### Problem details
Count the lines in the entries below that include the word "controller". Give nothing but the number.

### Exercise material

■ ■ ■ ■

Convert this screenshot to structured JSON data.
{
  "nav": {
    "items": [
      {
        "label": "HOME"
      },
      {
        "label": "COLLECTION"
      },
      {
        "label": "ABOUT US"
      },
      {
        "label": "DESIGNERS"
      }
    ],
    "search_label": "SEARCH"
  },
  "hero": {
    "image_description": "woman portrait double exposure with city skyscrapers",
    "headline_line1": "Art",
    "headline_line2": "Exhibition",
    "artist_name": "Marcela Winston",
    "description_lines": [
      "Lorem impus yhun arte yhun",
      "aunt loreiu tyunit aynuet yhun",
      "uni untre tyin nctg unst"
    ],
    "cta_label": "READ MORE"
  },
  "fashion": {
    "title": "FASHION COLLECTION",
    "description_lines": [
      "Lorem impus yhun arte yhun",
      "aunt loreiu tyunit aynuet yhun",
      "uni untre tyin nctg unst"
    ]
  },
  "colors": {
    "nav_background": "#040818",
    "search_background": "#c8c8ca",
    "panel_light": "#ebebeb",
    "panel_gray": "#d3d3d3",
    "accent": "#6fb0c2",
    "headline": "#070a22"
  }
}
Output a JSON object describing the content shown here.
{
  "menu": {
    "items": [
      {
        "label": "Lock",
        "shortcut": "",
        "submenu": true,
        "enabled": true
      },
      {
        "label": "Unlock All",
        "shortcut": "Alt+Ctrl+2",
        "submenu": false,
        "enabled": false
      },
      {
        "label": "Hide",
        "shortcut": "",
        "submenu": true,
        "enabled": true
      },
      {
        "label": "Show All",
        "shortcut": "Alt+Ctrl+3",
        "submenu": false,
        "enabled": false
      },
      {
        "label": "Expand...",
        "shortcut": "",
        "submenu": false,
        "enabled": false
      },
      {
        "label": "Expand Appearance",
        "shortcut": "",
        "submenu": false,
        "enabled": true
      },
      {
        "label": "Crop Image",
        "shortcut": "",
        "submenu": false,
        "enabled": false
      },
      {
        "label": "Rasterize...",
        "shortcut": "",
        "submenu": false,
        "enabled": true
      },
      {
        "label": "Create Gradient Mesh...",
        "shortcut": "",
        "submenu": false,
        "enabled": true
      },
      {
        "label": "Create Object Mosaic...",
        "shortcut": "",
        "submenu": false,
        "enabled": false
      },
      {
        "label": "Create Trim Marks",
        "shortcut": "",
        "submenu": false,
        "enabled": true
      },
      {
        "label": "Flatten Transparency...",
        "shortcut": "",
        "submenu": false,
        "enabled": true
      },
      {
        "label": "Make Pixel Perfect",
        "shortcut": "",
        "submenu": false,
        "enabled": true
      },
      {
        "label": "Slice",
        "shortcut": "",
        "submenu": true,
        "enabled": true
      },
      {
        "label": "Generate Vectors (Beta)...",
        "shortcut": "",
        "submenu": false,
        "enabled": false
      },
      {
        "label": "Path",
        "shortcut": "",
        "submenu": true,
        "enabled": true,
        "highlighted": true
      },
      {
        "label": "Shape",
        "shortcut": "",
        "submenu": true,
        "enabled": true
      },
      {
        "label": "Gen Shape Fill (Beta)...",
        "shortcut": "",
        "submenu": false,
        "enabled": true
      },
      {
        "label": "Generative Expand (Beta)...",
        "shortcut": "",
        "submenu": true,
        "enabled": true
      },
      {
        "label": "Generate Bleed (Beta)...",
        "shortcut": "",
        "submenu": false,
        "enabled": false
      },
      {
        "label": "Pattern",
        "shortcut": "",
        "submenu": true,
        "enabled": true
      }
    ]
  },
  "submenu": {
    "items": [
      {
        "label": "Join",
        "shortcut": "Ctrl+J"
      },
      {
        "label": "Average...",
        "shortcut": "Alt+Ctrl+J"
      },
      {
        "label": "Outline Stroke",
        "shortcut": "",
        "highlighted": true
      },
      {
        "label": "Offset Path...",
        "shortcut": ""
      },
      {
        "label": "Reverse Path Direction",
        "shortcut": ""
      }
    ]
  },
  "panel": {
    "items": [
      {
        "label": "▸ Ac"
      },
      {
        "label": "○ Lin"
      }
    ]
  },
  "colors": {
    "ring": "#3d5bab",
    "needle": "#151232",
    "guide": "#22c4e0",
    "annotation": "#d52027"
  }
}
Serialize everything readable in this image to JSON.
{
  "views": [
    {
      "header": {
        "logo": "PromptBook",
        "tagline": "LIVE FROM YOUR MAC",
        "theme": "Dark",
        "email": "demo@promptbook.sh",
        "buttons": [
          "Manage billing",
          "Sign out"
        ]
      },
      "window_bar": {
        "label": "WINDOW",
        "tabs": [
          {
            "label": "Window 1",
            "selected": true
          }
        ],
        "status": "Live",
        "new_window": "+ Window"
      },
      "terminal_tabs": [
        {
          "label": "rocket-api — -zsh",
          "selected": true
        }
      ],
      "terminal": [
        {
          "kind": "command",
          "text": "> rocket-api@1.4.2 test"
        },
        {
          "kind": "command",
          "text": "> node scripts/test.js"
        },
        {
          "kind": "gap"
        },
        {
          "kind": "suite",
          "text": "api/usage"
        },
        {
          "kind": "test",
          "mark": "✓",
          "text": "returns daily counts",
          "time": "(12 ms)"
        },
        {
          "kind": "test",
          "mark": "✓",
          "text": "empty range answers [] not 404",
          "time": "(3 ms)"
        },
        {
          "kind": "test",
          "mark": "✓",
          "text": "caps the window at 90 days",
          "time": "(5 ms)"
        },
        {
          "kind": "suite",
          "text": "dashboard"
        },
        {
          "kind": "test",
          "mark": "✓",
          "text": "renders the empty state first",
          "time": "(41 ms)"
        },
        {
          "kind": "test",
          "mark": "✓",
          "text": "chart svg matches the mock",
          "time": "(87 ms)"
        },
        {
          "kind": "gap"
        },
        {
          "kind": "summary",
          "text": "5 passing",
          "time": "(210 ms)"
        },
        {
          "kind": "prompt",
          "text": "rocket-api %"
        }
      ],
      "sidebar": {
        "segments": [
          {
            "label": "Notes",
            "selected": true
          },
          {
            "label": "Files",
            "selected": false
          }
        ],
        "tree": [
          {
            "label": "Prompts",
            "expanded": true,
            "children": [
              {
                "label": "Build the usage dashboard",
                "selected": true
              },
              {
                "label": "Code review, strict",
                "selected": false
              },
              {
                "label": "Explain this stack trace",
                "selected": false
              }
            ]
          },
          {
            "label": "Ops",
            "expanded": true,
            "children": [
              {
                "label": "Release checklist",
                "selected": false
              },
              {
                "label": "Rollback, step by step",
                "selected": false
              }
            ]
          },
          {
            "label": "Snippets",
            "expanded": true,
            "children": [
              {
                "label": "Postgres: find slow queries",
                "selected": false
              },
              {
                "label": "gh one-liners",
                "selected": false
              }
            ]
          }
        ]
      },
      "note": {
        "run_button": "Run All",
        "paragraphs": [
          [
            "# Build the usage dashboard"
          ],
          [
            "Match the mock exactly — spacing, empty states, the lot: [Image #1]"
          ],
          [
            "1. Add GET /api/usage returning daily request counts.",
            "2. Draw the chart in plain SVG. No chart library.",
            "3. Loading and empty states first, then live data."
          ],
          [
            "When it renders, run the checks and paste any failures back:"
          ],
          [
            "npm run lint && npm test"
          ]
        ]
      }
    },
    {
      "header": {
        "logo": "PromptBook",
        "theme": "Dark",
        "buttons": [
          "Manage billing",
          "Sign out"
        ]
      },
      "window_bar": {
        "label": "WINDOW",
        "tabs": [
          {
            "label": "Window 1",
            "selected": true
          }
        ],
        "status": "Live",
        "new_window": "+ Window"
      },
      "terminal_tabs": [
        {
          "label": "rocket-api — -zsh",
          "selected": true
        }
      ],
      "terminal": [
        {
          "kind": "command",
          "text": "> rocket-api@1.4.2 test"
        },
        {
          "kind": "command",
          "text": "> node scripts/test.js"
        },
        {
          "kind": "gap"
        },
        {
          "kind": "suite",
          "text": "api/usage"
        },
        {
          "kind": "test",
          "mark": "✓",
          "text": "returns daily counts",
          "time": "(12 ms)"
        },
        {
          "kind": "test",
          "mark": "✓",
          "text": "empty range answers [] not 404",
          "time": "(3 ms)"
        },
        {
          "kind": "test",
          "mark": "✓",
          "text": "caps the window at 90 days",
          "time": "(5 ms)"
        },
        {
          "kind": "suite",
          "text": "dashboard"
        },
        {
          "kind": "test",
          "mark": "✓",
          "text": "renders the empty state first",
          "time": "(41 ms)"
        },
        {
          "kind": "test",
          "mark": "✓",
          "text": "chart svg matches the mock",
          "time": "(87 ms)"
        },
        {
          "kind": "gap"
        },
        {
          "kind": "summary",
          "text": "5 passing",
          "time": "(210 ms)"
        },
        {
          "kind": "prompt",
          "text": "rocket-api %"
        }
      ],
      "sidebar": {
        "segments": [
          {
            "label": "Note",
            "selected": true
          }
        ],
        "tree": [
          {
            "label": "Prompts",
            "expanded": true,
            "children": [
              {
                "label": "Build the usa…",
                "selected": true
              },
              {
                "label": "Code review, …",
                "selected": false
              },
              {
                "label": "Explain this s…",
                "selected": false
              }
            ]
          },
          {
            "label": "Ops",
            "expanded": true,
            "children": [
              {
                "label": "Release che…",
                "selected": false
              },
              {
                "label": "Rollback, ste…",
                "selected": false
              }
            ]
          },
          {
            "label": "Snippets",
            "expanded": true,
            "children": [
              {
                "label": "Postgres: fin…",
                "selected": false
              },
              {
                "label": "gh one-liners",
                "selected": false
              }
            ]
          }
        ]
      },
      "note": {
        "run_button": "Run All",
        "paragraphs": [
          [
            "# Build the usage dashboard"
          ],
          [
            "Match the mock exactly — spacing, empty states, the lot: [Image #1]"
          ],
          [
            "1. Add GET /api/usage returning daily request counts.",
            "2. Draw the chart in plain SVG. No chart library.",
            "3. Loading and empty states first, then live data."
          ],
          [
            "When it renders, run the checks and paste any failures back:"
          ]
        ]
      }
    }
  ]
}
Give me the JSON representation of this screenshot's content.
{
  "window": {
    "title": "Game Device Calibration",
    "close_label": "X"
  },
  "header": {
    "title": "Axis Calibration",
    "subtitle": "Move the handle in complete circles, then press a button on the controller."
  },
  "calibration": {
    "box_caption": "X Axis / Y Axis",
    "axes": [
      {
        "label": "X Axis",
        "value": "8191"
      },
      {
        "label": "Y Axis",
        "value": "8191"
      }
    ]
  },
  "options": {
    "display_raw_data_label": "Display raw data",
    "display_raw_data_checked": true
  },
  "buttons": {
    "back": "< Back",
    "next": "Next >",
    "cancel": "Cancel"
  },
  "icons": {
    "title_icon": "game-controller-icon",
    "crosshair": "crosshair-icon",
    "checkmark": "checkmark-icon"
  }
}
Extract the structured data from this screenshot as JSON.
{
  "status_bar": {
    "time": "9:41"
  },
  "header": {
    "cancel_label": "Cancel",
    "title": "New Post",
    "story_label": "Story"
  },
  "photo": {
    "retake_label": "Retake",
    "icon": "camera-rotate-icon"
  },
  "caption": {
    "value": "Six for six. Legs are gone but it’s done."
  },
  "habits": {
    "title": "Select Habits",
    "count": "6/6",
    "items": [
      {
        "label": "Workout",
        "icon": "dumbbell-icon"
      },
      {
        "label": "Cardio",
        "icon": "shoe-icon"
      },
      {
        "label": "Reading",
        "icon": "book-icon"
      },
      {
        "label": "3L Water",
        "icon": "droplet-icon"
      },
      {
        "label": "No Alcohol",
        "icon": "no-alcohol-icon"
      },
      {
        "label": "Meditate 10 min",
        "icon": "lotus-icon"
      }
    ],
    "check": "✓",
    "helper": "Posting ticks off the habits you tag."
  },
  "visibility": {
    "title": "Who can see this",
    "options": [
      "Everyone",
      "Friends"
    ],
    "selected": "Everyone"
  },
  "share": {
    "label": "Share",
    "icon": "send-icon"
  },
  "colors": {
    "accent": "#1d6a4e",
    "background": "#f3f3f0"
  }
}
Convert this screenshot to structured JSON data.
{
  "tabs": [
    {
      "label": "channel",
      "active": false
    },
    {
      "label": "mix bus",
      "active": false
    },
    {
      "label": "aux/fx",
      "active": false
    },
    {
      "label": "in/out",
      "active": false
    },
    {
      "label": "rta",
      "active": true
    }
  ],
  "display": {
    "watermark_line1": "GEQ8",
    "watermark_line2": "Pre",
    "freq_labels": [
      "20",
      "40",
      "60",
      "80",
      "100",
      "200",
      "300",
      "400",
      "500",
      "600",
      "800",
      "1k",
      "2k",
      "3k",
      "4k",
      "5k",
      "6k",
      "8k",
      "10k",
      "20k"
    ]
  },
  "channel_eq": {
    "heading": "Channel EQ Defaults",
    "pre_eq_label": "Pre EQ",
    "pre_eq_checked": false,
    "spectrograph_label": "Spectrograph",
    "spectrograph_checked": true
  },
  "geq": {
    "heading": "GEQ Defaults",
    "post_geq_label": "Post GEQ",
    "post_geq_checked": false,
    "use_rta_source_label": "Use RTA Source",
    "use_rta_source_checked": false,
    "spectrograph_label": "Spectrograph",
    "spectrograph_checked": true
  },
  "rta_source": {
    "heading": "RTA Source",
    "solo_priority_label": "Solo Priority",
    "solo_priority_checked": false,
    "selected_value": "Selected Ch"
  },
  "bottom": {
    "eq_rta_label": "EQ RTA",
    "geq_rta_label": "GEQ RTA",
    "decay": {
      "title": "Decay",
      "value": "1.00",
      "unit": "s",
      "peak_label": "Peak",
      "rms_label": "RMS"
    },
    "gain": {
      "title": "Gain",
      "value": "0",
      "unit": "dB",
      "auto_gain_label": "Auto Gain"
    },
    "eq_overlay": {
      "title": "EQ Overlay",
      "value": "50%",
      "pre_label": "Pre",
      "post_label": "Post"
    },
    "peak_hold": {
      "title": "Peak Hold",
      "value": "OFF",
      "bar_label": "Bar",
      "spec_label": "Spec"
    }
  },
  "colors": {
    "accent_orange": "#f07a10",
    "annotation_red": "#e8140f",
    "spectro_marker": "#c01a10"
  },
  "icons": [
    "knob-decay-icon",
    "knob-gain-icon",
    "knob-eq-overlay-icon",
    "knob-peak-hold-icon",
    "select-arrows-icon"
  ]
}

■ ■ ■ ■

### Solution to this problem
2